JOB
Locate the lines where "this" occurs and copy them as they stand.

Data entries
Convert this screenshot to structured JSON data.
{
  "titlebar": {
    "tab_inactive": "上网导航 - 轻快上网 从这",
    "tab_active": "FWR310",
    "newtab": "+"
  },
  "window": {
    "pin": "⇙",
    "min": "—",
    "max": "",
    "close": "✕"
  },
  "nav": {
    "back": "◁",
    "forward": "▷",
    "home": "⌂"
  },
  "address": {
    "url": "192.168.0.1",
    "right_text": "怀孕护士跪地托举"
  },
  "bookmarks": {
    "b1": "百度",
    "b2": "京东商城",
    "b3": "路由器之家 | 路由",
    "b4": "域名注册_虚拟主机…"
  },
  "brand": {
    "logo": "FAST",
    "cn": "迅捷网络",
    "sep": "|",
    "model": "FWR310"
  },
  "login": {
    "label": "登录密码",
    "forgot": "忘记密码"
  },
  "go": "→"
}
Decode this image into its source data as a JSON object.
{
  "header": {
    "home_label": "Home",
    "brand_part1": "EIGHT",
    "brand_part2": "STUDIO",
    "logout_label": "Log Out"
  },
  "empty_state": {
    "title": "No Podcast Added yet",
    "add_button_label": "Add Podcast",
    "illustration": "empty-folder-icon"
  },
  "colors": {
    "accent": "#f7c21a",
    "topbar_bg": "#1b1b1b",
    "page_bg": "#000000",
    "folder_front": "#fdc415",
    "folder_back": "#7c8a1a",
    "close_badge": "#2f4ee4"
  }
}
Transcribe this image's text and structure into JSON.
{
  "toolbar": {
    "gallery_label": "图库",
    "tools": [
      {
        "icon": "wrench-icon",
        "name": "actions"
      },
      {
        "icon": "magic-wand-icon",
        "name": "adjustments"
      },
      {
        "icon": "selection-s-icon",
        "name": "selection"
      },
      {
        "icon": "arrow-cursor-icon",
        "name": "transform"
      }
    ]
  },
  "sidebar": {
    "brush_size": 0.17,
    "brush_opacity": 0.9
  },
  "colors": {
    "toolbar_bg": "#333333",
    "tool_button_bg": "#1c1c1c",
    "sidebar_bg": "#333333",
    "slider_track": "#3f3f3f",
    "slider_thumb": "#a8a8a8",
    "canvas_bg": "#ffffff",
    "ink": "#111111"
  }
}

WRITTEN ANSWER
Convert this screenshot to structured JSON data.
Decode this image into its source data as a JSON object.
Transcribe this image's text and structure into JSON.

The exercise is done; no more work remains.